__Directions for this task__
Where a line in the listing below contains the word "investment", copy that line.

__Information provided__
**********

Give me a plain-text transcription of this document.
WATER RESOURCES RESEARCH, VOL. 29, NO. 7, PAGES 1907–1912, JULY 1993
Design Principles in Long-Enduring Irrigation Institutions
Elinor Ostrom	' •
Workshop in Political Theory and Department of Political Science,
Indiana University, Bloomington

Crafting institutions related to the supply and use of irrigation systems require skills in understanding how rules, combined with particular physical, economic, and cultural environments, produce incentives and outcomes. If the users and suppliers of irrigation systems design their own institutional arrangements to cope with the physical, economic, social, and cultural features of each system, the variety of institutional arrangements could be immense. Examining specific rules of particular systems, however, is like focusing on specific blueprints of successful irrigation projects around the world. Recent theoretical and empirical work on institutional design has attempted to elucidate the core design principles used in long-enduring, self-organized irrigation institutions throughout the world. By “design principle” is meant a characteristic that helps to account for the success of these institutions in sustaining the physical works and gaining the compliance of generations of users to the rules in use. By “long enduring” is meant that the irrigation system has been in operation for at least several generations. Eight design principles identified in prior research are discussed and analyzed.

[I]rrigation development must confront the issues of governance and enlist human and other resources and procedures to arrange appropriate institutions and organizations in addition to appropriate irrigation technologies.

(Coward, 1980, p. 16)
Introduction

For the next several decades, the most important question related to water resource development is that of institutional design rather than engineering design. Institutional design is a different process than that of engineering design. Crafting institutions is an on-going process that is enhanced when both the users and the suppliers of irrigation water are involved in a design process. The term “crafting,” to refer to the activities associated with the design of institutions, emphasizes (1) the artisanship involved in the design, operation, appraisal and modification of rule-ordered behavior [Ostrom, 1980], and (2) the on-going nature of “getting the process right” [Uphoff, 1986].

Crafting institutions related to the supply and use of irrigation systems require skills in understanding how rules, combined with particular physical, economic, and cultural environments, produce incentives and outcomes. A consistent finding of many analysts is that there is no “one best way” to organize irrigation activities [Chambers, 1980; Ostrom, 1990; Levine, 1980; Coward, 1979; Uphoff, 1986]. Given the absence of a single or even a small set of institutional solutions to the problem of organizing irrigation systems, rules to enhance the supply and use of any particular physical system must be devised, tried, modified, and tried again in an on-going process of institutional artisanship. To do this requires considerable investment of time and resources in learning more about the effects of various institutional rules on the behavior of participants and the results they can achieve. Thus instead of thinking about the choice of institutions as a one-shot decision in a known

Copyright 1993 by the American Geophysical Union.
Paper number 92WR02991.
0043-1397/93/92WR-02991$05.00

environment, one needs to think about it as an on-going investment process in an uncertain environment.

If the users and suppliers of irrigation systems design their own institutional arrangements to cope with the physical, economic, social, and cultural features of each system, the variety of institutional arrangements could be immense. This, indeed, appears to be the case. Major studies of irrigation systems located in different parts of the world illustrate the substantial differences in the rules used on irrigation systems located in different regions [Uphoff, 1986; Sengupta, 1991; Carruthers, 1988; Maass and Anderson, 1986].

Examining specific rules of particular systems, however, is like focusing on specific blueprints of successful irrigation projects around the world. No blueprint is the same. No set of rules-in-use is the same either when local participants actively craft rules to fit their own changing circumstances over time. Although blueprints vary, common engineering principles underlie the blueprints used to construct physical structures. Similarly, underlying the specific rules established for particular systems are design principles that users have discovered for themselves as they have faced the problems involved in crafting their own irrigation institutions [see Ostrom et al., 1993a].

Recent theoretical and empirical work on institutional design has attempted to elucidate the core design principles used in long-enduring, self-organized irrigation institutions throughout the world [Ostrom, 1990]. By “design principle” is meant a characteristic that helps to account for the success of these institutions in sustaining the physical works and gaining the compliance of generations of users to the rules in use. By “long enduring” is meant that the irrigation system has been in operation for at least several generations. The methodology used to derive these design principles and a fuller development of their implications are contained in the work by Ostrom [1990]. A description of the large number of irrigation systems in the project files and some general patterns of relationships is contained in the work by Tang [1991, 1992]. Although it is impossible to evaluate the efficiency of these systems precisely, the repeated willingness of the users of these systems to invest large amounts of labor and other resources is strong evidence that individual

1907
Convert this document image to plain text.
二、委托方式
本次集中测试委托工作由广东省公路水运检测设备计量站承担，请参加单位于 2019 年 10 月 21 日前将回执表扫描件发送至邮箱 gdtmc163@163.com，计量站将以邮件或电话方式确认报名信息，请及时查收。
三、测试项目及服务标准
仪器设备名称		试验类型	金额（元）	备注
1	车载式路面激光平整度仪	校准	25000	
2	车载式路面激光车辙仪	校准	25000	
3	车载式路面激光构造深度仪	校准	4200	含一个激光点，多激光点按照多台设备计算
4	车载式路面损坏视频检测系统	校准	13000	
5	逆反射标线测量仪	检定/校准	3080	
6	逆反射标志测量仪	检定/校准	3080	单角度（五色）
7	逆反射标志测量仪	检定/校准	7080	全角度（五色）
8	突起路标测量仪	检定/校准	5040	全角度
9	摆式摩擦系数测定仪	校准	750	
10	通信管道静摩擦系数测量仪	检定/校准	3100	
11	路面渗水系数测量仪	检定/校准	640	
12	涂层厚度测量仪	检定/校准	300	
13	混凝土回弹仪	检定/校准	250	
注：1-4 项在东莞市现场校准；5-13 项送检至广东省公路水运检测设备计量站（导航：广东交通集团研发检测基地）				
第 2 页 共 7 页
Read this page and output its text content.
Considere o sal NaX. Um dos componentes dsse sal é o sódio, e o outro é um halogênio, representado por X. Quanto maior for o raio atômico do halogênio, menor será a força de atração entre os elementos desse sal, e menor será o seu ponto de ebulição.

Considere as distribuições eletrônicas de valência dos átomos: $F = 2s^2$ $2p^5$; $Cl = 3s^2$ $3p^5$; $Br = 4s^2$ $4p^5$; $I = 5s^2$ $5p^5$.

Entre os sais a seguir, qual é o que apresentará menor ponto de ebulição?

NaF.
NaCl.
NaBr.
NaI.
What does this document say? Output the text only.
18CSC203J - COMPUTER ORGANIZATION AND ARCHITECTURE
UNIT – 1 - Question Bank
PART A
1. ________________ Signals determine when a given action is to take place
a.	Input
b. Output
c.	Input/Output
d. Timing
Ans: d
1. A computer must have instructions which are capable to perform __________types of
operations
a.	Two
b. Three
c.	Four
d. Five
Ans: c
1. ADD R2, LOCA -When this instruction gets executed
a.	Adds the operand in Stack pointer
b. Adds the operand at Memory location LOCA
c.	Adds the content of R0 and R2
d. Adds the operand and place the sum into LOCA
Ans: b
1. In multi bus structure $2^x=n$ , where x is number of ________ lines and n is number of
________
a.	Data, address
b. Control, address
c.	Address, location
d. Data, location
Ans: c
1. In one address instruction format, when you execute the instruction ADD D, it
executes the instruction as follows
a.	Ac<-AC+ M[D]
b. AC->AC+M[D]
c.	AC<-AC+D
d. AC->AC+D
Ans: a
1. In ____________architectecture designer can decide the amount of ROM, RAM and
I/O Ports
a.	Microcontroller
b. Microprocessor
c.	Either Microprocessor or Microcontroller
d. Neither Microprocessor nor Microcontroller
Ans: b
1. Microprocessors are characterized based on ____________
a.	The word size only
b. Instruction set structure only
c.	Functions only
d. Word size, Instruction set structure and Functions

**********

__Solution below__
Crafting institutions related to the supply and use of irrigation systems require skills in understanding how rules, combined with particular physical, economic, and cultural environments, produce incentives and outcomes. A consistent finding of many analysts is that there is no “one best way” to organize irrigation activities [Chambers, 1980; Ostrom, 1990; Levine, 1980; Coward, 1979; Uphoff, 1986]. Given the absence of a single or even a small set of institutional solutions to the problem of organizing irrigation systems, rules to enhance the supply and use of any particular physical system must be devised, tried, modified, and tried again in an on-going process of institutional artisanship. To do this requires considerable investment of time and resources in learning more about the effects of various institutional rules on the behavior of participants and the results they can achieve. Thus instead of thinking about the choice of institutions as a one-shot decision in a known
environment, one needs to think about it as an on-going investment process in an uncertain environment.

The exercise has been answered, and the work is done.